### The task
Copy out each line of the data that holds the word "your".

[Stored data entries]

========

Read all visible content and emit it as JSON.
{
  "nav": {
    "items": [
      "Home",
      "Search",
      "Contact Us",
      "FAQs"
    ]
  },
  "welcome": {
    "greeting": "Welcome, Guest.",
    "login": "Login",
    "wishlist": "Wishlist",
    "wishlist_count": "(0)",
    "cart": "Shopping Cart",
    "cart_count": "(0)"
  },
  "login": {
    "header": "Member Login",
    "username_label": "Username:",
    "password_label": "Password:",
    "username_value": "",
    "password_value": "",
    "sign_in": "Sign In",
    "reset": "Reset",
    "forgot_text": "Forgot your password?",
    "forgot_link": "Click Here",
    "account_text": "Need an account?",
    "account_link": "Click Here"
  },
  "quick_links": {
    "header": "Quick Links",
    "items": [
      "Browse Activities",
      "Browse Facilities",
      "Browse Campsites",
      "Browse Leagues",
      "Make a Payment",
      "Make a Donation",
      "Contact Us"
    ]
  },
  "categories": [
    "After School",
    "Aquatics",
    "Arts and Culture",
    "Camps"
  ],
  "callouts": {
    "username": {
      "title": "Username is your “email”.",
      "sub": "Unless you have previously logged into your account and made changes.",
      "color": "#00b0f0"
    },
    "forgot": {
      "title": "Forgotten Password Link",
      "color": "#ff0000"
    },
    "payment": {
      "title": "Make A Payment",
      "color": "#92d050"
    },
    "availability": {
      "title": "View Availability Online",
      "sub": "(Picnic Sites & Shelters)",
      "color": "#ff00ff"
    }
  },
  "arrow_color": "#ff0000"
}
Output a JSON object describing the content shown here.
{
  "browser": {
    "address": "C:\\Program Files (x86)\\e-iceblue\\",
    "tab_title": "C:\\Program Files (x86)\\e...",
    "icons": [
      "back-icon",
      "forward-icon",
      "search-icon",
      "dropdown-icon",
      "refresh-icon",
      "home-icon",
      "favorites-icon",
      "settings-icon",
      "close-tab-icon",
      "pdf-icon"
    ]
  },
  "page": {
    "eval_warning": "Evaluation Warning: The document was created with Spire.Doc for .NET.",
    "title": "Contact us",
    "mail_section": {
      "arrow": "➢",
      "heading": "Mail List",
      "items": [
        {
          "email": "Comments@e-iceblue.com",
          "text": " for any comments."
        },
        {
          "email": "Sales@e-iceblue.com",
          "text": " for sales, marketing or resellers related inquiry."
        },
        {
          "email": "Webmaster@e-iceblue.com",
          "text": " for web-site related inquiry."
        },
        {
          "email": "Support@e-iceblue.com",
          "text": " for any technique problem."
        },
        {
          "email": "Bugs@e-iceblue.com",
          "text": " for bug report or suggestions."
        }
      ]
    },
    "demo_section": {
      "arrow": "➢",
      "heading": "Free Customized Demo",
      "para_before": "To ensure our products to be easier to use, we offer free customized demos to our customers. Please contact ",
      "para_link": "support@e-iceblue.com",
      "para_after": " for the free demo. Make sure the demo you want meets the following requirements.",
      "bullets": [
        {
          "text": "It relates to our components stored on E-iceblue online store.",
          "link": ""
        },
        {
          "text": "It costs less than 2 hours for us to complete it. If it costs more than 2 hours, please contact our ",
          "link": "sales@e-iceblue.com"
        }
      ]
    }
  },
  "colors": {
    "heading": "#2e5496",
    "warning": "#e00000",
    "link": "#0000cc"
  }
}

========

### Task answer
    "forgot_text": "Forgot your password?",
      "title": "Username is your “email”.",
      "sub": "Unless you have previously logged into your account and made changes.",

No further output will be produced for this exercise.